• [WHAT TO WORK ON]
State how many lines hold the string "true". Give the number and nothing else.

═══

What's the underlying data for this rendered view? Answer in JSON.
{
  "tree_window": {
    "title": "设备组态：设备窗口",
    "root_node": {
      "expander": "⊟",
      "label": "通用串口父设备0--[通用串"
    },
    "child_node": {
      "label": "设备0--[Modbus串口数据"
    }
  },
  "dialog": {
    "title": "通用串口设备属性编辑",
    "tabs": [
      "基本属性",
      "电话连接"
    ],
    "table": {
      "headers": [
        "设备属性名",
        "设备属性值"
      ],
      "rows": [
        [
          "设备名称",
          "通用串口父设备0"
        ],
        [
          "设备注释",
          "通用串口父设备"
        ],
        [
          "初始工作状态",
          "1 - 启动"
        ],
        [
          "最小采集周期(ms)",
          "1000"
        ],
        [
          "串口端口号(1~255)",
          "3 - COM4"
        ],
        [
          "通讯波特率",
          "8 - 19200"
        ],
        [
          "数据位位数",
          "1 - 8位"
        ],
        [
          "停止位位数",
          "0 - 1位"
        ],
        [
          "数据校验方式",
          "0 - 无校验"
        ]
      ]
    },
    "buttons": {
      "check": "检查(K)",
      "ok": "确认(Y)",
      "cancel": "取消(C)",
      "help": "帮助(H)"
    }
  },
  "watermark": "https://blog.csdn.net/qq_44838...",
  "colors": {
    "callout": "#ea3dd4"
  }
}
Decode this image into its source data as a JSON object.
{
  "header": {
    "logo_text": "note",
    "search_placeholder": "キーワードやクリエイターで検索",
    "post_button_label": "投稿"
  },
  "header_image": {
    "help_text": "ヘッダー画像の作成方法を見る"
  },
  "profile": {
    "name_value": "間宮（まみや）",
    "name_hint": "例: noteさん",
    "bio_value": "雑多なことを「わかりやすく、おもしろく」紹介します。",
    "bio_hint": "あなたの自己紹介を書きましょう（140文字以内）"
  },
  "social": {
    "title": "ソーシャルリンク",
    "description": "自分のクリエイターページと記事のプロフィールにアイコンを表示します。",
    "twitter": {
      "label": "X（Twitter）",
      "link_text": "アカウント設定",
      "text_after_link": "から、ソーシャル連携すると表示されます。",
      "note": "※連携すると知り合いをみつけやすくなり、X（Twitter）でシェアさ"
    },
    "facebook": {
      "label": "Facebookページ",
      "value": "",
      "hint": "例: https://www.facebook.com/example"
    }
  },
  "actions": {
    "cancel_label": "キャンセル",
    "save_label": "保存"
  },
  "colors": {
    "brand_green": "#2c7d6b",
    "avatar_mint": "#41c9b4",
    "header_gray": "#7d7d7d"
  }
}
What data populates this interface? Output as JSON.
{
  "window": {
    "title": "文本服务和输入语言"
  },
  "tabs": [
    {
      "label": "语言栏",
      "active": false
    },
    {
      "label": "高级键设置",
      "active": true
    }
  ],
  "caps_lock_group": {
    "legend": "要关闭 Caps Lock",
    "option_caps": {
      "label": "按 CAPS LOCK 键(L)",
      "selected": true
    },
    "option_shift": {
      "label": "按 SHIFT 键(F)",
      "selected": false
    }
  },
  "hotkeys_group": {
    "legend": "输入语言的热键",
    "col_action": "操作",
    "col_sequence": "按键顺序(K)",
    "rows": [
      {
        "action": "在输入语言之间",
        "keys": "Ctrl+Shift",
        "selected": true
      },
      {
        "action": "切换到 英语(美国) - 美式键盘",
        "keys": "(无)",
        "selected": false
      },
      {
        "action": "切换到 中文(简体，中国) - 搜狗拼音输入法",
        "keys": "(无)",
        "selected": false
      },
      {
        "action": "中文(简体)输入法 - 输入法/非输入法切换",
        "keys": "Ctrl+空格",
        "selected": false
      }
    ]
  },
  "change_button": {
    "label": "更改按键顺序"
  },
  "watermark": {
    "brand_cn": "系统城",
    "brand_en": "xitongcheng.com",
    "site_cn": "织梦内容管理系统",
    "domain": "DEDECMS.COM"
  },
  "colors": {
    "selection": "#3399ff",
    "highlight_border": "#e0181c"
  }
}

═══

• [TASK RESPONSE]
3